Micro Cloud Foundry for Spring Developers

Engineering | Josh Long | August 24, 2011 | ...

Today VMware team released Micro Cloud Foundry, a complete, local version of the popular, open source Platform as a Service that lets developers run a full featured cloud on their Mac or PC. Using Micro Cloud Foundry developers can build end-to-end cloud applications locally, without the hassles of configuring middleware while preserving the choice of where to deploy and the ability to scale their applications without changing a line of code.

Micro Cloud Foundry supports Spring and Java, of course, but also provides runtime environments for Scala, Node.js, and Ruby so that you can release your inner polyglot programmer! Micro Cloud Foundry also provides many services like MongoDB, MySQL, and Redis with come ready to use immediately without having to do extensive installation and configuration. With built-in dynamic DNS support, developers can run their Micro Cloud Foundry wherever they happen to be working – whether at home, office or coffee shop – without any reconfiguration required. After creating and testing your application on Micro Cloud Foundry, you can easily deploy your application without changes to www.cloudfoundry.com or other instances of Cloud Foundry - it enables true application portability across a range of cloud environments.

Micro Cloud Foundry is available as a free downloadable virtual machine image and is compatible with VMware Fusion for Mac OS X and VMware Workstation and VMware Player (available as a free download) for Linux and Windows computers. It provides easy installation, setup, and virtual machine management and all you need is a Cloud Foundry account to get started.

http://www.youtube.com/watch?v=cKkz_vRNG1Q

Getting Started with Spring and Micro Cloud Foundry

I’ve put together a video of the steps to obtain, install, configure and then deploy Spring applications to Micro Cloud Foundry.

In short, here are the five steps to get started with Micro Cloud Foundry for Spring Developers

  1. Follow the download and install instructions for Micro Cloud Foundry.
  2. Start up your copy of SpringSource Tool Suite and install the Cloud Foundry eclipse support. You can do this from the STS dashboard by selecting the Extension tab at the bottom. Find and install the Cloud Foundry Integration. It’s under the Server and Cloud section, but you can also just search for it using the Find: field. When the installation prompts you to restart, do so. You need only one Eclipse plugin to work with any Cloud Foundry provider, be it the hosted CloudFoundry.com, a local Micro Cloud Foundry, or any other implementation.
  3. Once STS has restarted, open the Servers panel. Right click on the Servers panel and select New > Server. In the Define a New Server window, find the Cloud Foundry server, under the VMware folder. The Cloud Foundry integration lets you treat the cloud as just another WTP applicaton server.
  4. Fill out the Host Name - which you should have gotten when you completed the configuration of the Micro Cloud Foundry instance in Step 1 - and the Server Name, which is just a descriptive, meaningful string.

__Exercise objective__
Decide whether each statement agrees with the Micro Cloud Foundry post above, answering yes or no and quoting the words of the post that settle it. (a) Micro Cloud Foundry offers a runtime environment for Node.js. (b) Each Cloud Foundry provider requires its own Eclipse plugin. (c) In the Define a New Server window, the Cloud Foundry server is found under the VMware folder.

__Entries provided__
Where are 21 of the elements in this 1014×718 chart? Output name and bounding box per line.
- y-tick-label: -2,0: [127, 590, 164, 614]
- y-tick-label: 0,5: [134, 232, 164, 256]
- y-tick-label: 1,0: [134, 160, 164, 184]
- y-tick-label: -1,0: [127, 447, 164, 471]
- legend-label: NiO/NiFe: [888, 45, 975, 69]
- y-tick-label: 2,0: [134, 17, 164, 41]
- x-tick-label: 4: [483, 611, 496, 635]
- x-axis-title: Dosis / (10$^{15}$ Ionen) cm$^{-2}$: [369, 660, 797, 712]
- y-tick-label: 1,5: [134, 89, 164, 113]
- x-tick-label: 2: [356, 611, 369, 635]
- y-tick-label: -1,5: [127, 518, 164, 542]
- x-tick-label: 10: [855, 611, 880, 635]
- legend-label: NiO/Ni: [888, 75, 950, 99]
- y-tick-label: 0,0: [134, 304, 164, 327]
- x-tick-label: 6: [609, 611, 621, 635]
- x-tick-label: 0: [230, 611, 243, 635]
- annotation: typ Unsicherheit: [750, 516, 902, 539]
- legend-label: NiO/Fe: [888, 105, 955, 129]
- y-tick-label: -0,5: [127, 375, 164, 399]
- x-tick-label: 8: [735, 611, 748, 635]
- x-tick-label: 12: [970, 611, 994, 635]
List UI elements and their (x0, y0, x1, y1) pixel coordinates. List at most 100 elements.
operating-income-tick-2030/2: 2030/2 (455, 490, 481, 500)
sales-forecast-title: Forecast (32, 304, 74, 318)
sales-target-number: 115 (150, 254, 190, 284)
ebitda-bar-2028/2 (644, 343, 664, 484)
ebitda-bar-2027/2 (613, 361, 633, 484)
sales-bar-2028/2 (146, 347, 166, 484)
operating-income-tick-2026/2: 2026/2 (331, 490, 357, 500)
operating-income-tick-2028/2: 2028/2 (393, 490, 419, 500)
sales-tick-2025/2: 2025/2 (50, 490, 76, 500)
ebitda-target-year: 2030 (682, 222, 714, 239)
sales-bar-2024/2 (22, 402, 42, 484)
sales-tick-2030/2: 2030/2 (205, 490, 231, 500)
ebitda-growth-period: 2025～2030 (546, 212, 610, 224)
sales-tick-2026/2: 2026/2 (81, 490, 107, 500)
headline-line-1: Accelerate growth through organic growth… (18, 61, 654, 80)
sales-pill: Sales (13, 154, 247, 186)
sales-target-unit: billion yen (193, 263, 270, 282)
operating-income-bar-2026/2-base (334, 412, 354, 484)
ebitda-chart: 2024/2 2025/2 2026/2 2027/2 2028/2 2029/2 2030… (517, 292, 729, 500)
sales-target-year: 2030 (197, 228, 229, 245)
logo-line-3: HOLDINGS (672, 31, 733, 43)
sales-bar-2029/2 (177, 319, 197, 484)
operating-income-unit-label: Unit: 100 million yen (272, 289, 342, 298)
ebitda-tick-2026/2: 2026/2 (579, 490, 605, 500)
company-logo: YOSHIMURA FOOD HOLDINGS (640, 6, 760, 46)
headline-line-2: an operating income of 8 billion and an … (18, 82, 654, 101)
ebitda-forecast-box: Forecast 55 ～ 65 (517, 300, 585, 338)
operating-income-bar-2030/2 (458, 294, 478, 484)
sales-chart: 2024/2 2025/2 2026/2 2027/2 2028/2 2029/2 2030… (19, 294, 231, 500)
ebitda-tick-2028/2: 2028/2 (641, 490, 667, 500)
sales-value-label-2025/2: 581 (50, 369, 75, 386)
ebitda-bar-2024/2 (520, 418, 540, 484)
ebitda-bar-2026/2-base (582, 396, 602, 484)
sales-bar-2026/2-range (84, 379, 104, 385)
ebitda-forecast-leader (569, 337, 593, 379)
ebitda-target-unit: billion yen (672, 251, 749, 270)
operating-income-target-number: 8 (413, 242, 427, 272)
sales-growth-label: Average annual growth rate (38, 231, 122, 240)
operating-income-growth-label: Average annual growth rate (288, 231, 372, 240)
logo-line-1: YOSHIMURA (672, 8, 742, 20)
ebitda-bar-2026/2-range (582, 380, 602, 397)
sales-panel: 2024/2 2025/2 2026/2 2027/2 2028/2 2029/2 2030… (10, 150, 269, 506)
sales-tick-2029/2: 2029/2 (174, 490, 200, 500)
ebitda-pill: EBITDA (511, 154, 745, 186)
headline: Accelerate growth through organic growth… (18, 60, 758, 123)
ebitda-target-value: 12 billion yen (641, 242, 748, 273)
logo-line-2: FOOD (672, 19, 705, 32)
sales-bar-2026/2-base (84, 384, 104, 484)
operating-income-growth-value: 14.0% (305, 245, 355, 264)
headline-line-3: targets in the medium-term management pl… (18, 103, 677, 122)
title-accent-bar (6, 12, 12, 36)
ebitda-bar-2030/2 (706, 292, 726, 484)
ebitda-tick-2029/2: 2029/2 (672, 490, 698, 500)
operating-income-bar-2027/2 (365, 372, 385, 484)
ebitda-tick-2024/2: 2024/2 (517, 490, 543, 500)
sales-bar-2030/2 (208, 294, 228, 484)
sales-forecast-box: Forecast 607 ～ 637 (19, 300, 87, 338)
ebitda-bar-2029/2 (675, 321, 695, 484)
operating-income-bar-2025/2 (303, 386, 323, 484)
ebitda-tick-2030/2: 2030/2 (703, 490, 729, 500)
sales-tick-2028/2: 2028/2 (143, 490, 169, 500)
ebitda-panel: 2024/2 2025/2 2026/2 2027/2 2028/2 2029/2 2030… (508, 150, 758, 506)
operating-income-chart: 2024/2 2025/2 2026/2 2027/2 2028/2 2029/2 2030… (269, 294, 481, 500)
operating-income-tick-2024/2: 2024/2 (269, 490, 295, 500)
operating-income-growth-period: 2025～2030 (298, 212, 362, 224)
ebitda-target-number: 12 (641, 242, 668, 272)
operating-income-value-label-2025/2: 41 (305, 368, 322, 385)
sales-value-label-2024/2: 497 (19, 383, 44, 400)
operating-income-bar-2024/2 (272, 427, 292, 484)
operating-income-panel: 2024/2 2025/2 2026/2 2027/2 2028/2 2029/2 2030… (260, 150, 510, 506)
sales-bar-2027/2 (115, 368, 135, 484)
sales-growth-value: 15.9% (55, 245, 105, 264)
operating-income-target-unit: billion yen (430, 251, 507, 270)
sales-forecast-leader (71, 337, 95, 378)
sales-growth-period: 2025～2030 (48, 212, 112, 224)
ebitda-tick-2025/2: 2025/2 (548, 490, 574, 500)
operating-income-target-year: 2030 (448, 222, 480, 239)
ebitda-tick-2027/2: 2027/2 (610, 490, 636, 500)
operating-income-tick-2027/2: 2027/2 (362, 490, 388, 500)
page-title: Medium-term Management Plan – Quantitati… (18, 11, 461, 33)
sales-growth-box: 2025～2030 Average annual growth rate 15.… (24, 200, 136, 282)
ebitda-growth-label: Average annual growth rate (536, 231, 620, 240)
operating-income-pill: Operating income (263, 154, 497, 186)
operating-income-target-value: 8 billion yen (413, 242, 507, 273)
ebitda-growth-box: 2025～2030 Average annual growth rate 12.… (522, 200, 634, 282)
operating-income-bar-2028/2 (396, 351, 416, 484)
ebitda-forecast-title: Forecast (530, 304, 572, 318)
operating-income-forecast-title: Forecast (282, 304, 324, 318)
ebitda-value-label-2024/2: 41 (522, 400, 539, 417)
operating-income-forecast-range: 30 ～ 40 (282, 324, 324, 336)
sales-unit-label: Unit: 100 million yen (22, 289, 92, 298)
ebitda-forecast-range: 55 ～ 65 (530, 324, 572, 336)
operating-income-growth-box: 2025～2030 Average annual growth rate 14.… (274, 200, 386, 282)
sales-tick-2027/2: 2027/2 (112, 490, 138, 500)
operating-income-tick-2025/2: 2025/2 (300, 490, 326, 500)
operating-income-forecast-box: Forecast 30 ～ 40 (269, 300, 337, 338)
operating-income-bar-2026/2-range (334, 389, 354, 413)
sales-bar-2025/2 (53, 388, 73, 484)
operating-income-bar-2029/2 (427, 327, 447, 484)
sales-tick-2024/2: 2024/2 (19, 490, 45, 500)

__Solved exercise__
(a) Yes: "also provides runtime environments for Scala, Node.js, and Ruby"
(b) No: "You need only one Eclipse plugin to work with any Cloud Foundry provider"
(c) Yes: "find the Cloud Foundry server, under the VMware folder"